Selected excerpt:
This manuscript was submitted as 'Tools and Systems Report' and should be reviewed along the following dimensions: (1) Quality, importance, and impact of the described tool or system (convincing evidence must be provided). (2) Clarity, illustration, and readability of the describing paper, which shall convey to the reader both the capabilities and the limitations of the tool.

The manuscript provides a description of a cloud-hosted data management solution called "DataGraft". The paper goes over describing the system, some use-cases and related tools.

# Quality, importance and impact of the system
The systems is technically sound and is likely to be used. The evidence provided in Section 3 however fails at proving adoption outside of the authors group. All of the given examples of DataGraft usage are from co-authoring companies/individuals. This is not a bad thing per se but it would be interesting to discuss how much the tool is used outside of the community that built it. This would, IMHO, be more telling that saying there are 181 users having entered about 500 data transformations.

In terms of related work I was surprised not to read about DataLift (http://datalift.org/), Cliopatria (http://cliopatria.swi-prolog.org/home) or LDIF (http://ldif.wbsg.de/) - and that list could probably be extended, it's only the names on the top of my head. The issue of lowering data publishing costs is not new and many tools have been proposed to tackle it. I agree with the authors that having such tools proposed as a ready to use web hosted system is convenient and important but I would not consider this as a "notable differentiation" of DataGraft that would rule the LOD2 stack, and others, out. As DataGraft is provided as a cloud-hosted solution it would be fairer to compare it to cloud-hosted version of alternative platforms. That is, explaining how would DataGraft compare to a ready to use cloud-hosted version of the LOD2 or DataLift stack.

Finally I am a bit puzzled about the position of DataGraft VS PublishMyData and think it would be interesting to clarify this a bit more, especially considering that Swirrl is co-authoring. Will DataGraft be the free alternative to PublishMyData ? Or will the two platforms eventually merge back into a freemium model ? Are/Will DataGraft users reaching the limits of the free account invited to move over to PublishMyData ?

Records provided:
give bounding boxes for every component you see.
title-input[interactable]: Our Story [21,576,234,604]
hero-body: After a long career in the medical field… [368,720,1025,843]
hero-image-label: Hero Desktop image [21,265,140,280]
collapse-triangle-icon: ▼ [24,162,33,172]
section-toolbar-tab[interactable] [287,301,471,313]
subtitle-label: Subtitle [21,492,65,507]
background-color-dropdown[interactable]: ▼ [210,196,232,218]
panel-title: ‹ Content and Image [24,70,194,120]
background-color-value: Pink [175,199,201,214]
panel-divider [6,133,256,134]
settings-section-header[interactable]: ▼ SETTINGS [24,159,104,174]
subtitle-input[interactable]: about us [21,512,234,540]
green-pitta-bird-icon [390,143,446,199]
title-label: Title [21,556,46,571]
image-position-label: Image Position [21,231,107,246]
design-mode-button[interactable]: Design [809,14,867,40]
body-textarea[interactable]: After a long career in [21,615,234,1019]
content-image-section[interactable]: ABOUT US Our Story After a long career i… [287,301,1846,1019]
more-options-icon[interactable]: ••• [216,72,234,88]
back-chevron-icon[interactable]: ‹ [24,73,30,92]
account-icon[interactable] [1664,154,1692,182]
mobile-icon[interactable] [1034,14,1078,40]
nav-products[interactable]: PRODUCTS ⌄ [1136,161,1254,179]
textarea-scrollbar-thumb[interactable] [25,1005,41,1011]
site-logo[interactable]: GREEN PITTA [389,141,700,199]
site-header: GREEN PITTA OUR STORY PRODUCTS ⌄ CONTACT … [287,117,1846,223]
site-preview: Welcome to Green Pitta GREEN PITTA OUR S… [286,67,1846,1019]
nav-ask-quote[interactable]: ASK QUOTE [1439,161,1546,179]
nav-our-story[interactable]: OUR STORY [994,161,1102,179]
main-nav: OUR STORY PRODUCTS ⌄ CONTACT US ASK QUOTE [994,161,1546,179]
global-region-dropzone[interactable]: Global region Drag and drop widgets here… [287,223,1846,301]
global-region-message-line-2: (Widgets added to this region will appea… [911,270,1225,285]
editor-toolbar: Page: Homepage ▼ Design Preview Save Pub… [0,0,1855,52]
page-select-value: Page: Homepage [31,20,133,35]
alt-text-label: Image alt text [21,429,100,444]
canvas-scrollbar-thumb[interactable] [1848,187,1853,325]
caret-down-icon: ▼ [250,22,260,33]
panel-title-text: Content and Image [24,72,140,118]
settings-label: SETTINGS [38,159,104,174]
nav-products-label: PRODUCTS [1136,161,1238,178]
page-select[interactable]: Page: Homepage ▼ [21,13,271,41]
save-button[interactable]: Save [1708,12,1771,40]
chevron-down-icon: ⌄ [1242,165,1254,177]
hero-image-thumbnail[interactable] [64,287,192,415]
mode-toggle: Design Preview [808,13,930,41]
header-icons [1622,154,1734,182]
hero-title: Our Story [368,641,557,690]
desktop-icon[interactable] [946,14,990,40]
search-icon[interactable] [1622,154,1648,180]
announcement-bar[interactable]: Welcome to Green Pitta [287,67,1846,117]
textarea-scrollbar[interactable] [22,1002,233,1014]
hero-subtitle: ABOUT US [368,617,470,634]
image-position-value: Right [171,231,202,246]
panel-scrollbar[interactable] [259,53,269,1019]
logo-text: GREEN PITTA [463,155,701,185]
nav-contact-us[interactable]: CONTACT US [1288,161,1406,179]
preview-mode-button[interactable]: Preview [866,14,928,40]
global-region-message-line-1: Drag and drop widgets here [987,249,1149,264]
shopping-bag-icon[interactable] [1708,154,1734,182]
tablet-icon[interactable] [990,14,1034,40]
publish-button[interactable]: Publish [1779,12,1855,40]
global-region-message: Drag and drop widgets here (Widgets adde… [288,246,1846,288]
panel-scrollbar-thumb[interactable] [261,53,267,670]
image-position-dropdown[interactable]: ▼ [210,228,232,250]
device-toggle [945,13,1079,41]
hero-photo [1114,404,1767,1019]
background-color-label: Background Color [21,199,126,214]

Required tasks:
A: Return the passage of the DataGraft review starting with "This manuscript was" and going on through "and related tools.", copied verbatim.
B: In the DataGraft review, how many users does the reviewer cite as having entered about 500 data transformations?

Answers to the problems:
A:
This manuscript was submitted as 'Tools and Systems Report' and should be reviewed along the following dimensions: (1) Quality, importance, and impact of the described tool or system (convincing evidence must be provided). (2) Clarity, illustration, and readability of the describing paper, which shall convey to the reader both the capabilities and the limitations of the tool.

The manuscript provides a description of a cloud-hosted data management solution called "DataGraft". The paper goes over describing the system, some use-cases and related tools.

B: 181 users.